## To do:
Skip the pictures and extract all of the lines exactly as written.

────

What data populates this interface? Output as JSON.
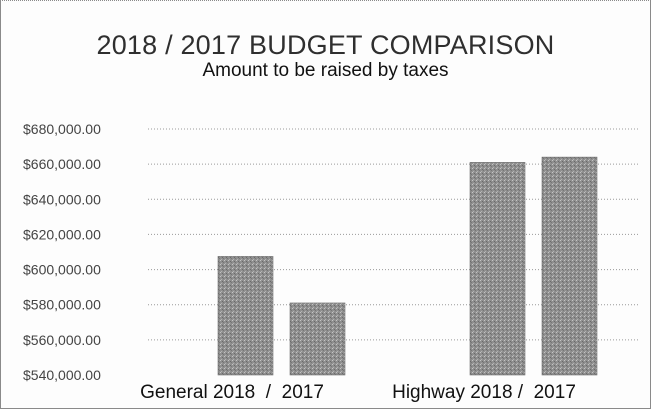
{
  "chart_data": {
    "type": "bar",
    "title": "2018 / 2017 BUDGET COMPARISON",
    "subtitle": "Amount to be raised by taxes",
    "xlabel": "",
    "ylabel": "",
    "ylim": [
      540000,
      680000
    ],
    "ytick_step": 20000,
    "ytick_labels": [
      "$540,000.00",
      "$560,000.00",
      "$580,000.00",
      "$600,000.00",
      "$620,000.00",
      "$640,000.00",
      "$660,000.00",
      "$680,000.00"
    ],
    "grid": true,
    "legend": "none",
    "categories": [
      "General 2018  /  2017",
      "Highway 2018 /  2017"
    ],
    "series": [
      {
        "values": [
          607500,
          661000
        ]
      },
      {
        "values": [
          581000,
          664000
        ]
      }
    ],
    "bar_color": "#8f8f8f"
  }
}
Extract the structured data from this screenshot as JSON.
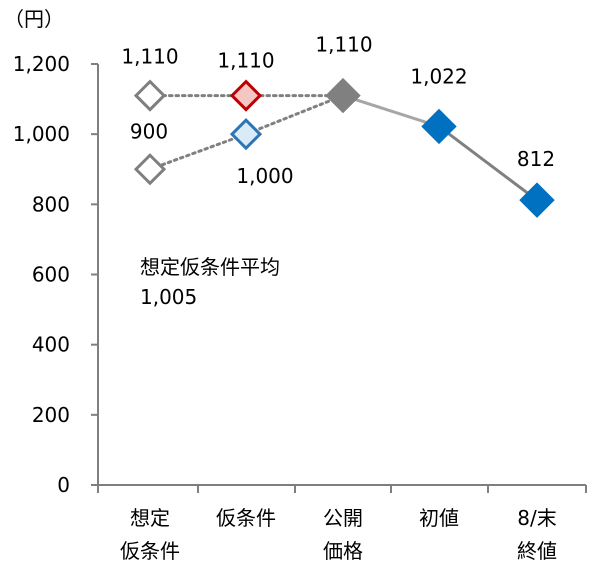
{
  "chart_data": {
    "type": "line",
    "unit_label": "（円）",
    "categories": [
      [
        "想定",
        "仮条件"
      ],
      [
        "仮条件"
      ],
      [
        "公開",
        "価格"
      ],
      [
        "初値"
      ],
      [
        "8/末",
        "終値"
      ]
    ],
    "ylim": [
      0,
      1200
    ],
    "yticks": [
      0,
      200,
      400,
      600,
      800,
      1000,
      1200
    ],
    "ytick_labels": [
      "0",
      "200",
      "400",
      "600",
      "800",
      "1,000",
      "1,200"
    ],
    "grid": false,
    "series": [
      {
        "role": "upper-range",
        "style": "dotted",
        "points": [
          {
            "x": 0,
            "y": 1110,
            "label": "1,110",
            "marker_fill": "#ffffff",
            "marker_stroke": "#7f7f7f"
          },
          {
            "x": 1,
            "y": 1110,
            "label": "1,110",
            "marker_fill": "#f4c7c3",
            "marker_stroke": "#c00000"
          },
          {
            "x": 2,
            "y": 1110
          }
        ]
      },
      {
        "role": "lower-range",
        "style": "dotted",
        "points": [
          {
            "x": 0,
            "y": 900,
            "label": "900",
            "marker_fill": "#ffffff",
            "marker_stroke": "#7f7f7f"
          },
          {
            "x": 1,
            "y": 1000,
            "label": "1,000",
            "marker_fill": "#d9ebf7",
            "marker_stroke": "#2e75b6"
          },
          {
            "x": 2,
            "y": 1110
          }
        ]
      },
      {
        "role": "actual",
        "style": "solid",
        "points": [
          {
            "x": 2,
            "y": 1110,
            "label": "1,110",
            "marker_fill": "#808080",
            "marker_stroke": "#808080"
          },
          {
            "x": 3,
            "y": 1022,
            "label": "1,022",
            "marker_fill": "#0070c0",
            "marker_stroke": "#0070c0"
          },
          {
            "x": 4,
            "y": 812,
            "label": "812",
            "marker_fill": "#0070c0",
            "marker_stroke": "#0070c0"
          }
        ]
      }
    ],
    "annotation": {
      "lines": [
        "想定仮条件平均",
        "1,005"
      ]
    },
    "colors": {
      "axis": "#7f7f7f",
      "dotted_line": "#808080",
      "solid_line_light": "#a6a6a6",
      "solid_line_dark": "#808080"
    }
  }
}
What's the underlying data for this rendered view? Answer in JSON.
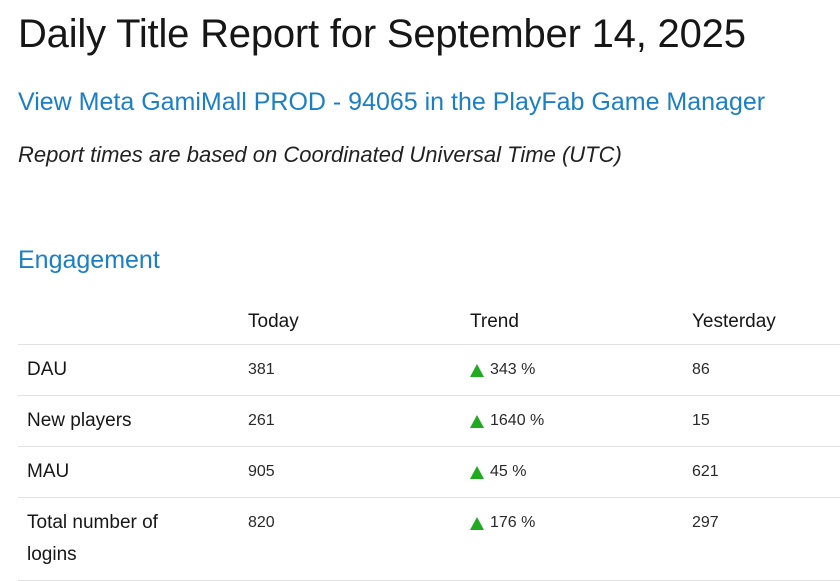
{
  "report": {
    "title": "Daily Title Report for September 14, 2025",
    "game_manager_link": "View Meta GamiMall PROD - 94065 in the PlayFab Game Manager",
    "time_note": "Report times are based on Coordinated Universal Time (UTC)"
  },
  "engagement": {
    "section_title": "Engagement",
    "columns": [
      "",
      "Today",
      "Trend",
      "Yesterday"
    ],
    "rows": [
      {
        "label": "DAU",
        "today": "381",
        "trend": "343 %",
        "yesterday": "86"
      },
      {
        "label": "New players",
        "today": "261",
        "trend": "1640 %",
        "yesterday": "15"
      },
      {
        "label": "MAU",
        "today": "905",
        "trend": "45 %",
        "yesterday": "621"
      },
      {
        "label": "Total number of logins",
        "today": "820",
        "trend": "176 %",
        "yesterday": "297"
      }
    ]
  },
  "icons": {
    "trend": "triangle-up-icon",
    "trend_color": "#1faa1f"
  },
  "colors": {
    "link": "#1a7fc6"
  }
}
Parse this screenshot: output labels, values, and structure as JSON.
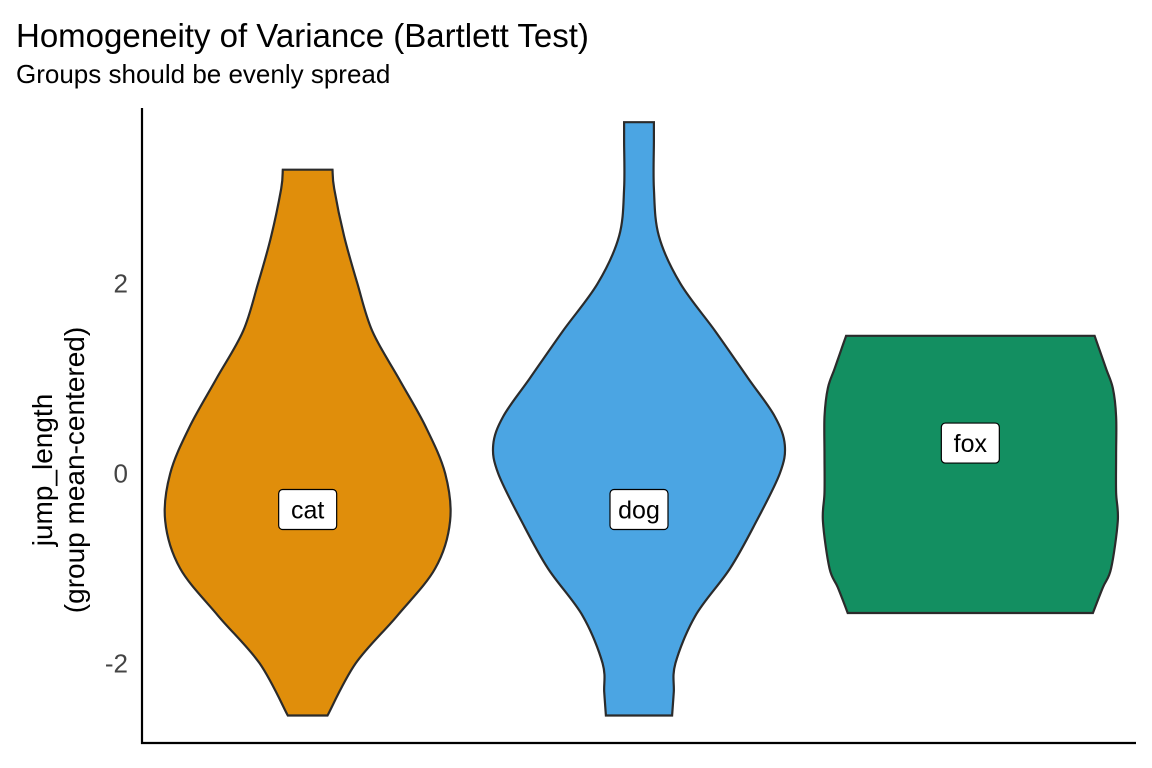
{
  "chart_data": {
    "type": "violin",
    "title": "Homogeneity of Variance (Bartlett Test)",
    "subtitle": "Groups should be evenly spread",
    "ylabel_lines": [
      "jump_length",
      "(group mean-centered)"
    ],
    "xlabel": "",
    "ylim": [
      -2.85,
      3.85
    ],
    "y_ticks": [
      -2,
      0,
      2
    ],
    "categories": [
      "cat",
      "dog",
      "fox"
    ],
    "series": [
      {
        "category": "cat",
        "color": "#E08E0B",
        "label_y": -0.38,
        "profile": [
          [
            -2.55,
            0.12
          ],
          [
            -2.0,
            0.29
          ],
          [
            -1.5,
            0.54
          ],
          [
            -1.0,
            0.77
          ],
          [
            -0.5,
            0.86
          ],
          [
            0.0,
            0.83
          ],
          [
            0.5,
            0.71
          ],
          [
            1.0,
            0.55
          ],
          [
            1.5,
            0.39
          ],
          [
            2.0,
            0.3
          ],
          [
            2.5,
            0.22
          ],
          [
            3.0,
            0.16
          ],
          [
            3.2,
            0.15
          ]
        ]
      },
      {
        "category": "dog",
        "color": "#4BA5E3",
        "label_y": -0.38,
        "profile": [
          [
            -2.55,
            0.2
          ],
          [
            -2.3,
            0.21
          ],
          [
            -2.0,
            0.22
          ],
          [
            -1.5,
            0.34
          ],
          [
            -1.0,
            0.55
          ],
          [
            -0.5,
            0.71
          ],
          [
            0.0,
            0.85
          ],
          [
            0.3,
            0.88
          ],
          [
            0.6,
            0.82
          ],
          [
            1.0,
            0.66
          ],
          [
            1.5,
            0.46
          ],
          [
            2.0,
            0.25
          ],
          [
            2.5,
            0.12
          ],
          [
            3.0,
            0.09
          ],
          [
            3.5,
            0.09
          ],
          [
            3.7,
            0.09
          ]
        ]
      },
      {
        "category": "fox",
        "color": "#138F61",
        "label_y": 0.32,
        "profile": [
          [
            -1.47,
            0.74
          ],
          [
            -1.2,
            0.8
          ],
          [
            -1.0,
            0.85
          ],
          [
            -0.5,
            0.89
          ],
          [
            -0.2,
            0.88
          ],
          [
            0.2,
            0.88
          ],
          [
            0.6,
            0.88
          ],
          [
            0.9,
            0.86
          ],
          [
            1.1,
            0.82
          ],
          [
            1.3,
            0.78
          ],
          [
            1.45,
            0.75
          ]
        ]
      }
    ]
  }
}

────

## Answer below:
What data populates this interface? Output as JSON.
{
  "chart_data": {
    "type": "bar",
    "title": "2018 / 2017 BUDGET COMPARISON",
    "subtitle": "Amount to be raised by taxes",
    "xlabel": "",
    "ylabel": "",
    "ylim": [
      540000,
      680000
    ],
    "ytick_step": 20000,
    "ytick_labels": [
      "$540,000.00",
      "$560,000.00",
      "$580,000.00",
      "$600,000.00",
      "$620,000.00",
      "$640,000.00",
      "$660,000.00",
      "$680,000.00"
    ],
    "grid": true,
    "legend": "none",
    "categories": [
      "General 2018  /  2017",
      "Highway 2018 /  2017"
    ],
    "series": [
      {
        "values": [
          607500,
          661000
        ]
      },
      {
        "values": [
          581000,
          664000
        ]
      }
    ],
    "bar_color": "#8f8f8f"
  }
}
Extract the structured data from this screenshot as JSON.
{
  "chart_data": {
    "type": "line",
    "unit_label": "（円）",
    "categories": [
      [
        "想定",
        "仮条件"
      ],
      [
        "仮条件"
      ],
      [
        "公開",
        "価格"
      ],
      [
        "初値"
      ],
      [
        "8/末",
        "終値"
      ]
    ],
    "ylim": [
      0,
      1200
    ],
    "yticks": [
      0,
      200,
      400,
      600,
      800,
      1000,
      1200
    ],
    "ytick_labels": [
      "0",
      "200",
      "400",
      "600",
      "800",
      "1,000",
      "1,200"
    ],
    "grid": false,
    "series": [
      {
        "role": "upper-range",
        "style": "dotted",
        "points": [
          {
            "x": 0,
            "y": 1110,
            "label": "1,110",
            "marker_fill": "#ffffff",
            "marker_stroke": "#7f7f7f"
          },
          {
            "x": 1,
            "y": 1110,
            "label": "1,110",
            "marker_fill": "#f4c7c3",
            "marker_stroke": "#c00000"
          },
          {
            "x": 2,
            "y": 1110
          }
        ]
      },
      {
        "role": "lower-range",
        "style": "dotted",
        "points": [
          {
            "x": 0,
            "y": 900,
            "label": "900",
            "marker_fill": "#ffffff",
            "marker_stroke": "#7f7f7f"
          },
          {
            "x": 1,
            "y": 1000,
            "label": "1,000",
            "marker_fill": "#d9ebf7",
            "marker_stroke": "#2e75b6"
          },
          {
            "x": 2,
            "y": 1110
          }
        ]
      },
      {
        "role": "actual",
        "style": "solid",
        "points": [
          {
            "x": 2,
            "y": 1110,
            "label": "1,110",
            "marker_fill": "#808080",
            "marker_stroke": "#808080"
          },
          {
            "x": 3,
            "y": 1022,
            "label": "1,022",
            "marker_fill": "#0070c0",
            "marker_stroke": "#0070c0"
          },
          {
            "x": 4,
            "y": 812,
            "label": "812",
            "marker_fill": "#0070c0",
            "marker_stroke": "#0070c0"
          }
        ]
      }
    ],
    "annotation": {
      "lines": [
        "想定仮条件平均",
        "1,005"
      ]
    },
    "colors": {
      "axis": "#7f7f7f",
      "dotted_line": "#808080",
      "solid_line_light": "#a6a6a6",
      "solid_line_dark": "#808080"
    }
  }
}
What's the underlying data for this rendered view? Answer in JSON.
{
  "report": {
    "title": "Daily Title Report for September 14, 2025",
    "game_manager_link": "View Meta GamiMall PROD - 94065 in the PlayFab Game Manager",
    "time_note": "Report times are based on Coordinated Universal Time (UTC)"
  },
  "engagement": {
    "section_title": "Engagement",
    "columns": [
      "",
      "Today",
      "Trend",
      "Yesterday"
    ],
    "rows": [
      {
        "label": "DAU",
        "today": "381",
        "trend": "343 %",
        "yesterday": "86"
      },
      {
        "label": "New players",
        "today": "261",
        "trend": "1640 %",
        "yesterday": "15"
      },
      {
        "label": "MAU",
        "today": "905",
        "trend": "45 %",
        "yesterday": "621"
      },
      {
        "label": "Total number of logins",
        "today": "820",
        "trend": "176 %",
        "yesterday": "297"
      }
    ]
  },
  "icons": {
    "trend": "triangle-up-icon",
    "trend_color": "#1faa1f"
  },
  "colors": {
    "link": "#1a7fc6"
  }
}
Parse this screenshot: output labels, values, and structure as JSON.
{
  "chart_data": {
    "type": "violin",
    "title": "Homogeneity of Variance (Bartlett Test)",
    "subtitle": "Groups should be evenly spread",
    "ylabel_lines": [
      "jump_length",
      "(group mean-centered)"
    ],
    "xlabel": "",
    "ylim": [
      -2.85,
      3.85
    ],
    "y_ticks": [
      -2,
      0,
      2
    ],
    "categories": [
      "cat",
      "dog",
      "fox"
    ],
    "series": [
      {
        "category": "cat",
        "color": "#E08E0B",
        "label_y": -0.38,
        "profile": [
          [
            -2.55,
            0.12
          ],
          [
            -2.0,
            0.29
          ],
          [
            -1.5,
            0.54
          ],
          [
            -1.0,
            0.77
          ],
          [
            -0.5,
            0.86
          ],
          [
            0.0,
            0.83
          ],
          [
            0.5,
            0.71
          ],
          [
            1.0,
            0.55
          ],
          [
            1.5,
            0.39
          ],
          [
            2.0,
            0.3
          ],
          [
            2.5,
            0.22
          ],
          [
            3.0,
            0.16
          ],
          [
            3.2,
            0.15
          ]
        ]
      },
      {
        "category": "dog",
        "color": "#4BA5E3",
        "label_y": -0.38,
        "profile": [
          [
            -2.55,
            0.2
          ],
          [
            -2.3,
            0.21
          ],
          [
            -2.0,
            0.22
          ],
          [
            -1.5,
            0.34
          ],
          [
            -1.0,
            0.55
          ],
          [
            -0.5,
            0.71
          ],
          [
            0.0,
            0.85
          ],
          [
            0.3,
            0.88
          ],
          [
            0.6,
            0.82
          ],
          [
            1.0,
            0.66
          ],
          [
            1.5,
            0.46
          ],
          [
            2.0,
            0.25
          ],
          [
            2.5,
            0.12
          ],
          [
            3.0,
            0.09
          ],
          [
            3.5,
            0.09
          ],
          [
            3.7,
            0.09
          ]
        ]
      },
      {
        "category": "fox",
        "color": "#138F61",
        "label_y": 0.32,
        "profile": [
          [
            -1.47,
            0.74
          ],
          [
            -1.2,
            0.8
          ],
          [
            -1.0,
            0.85
          ],
          [
            -0.5,
            0.89
          ],
          [
            -0.2,
            0.88
          ],
          [
            0.2,
            0.88
          ],
          [
            0.6,
            0.88
          ],
          [
            0.9,
            0.86
          ],
          [
            1.1,
            0.82
          ],
          [
            1.3,
            0.78
          ],
          [
            1.45,
            0.75
          ]
        ]
      }
    ]
  }
}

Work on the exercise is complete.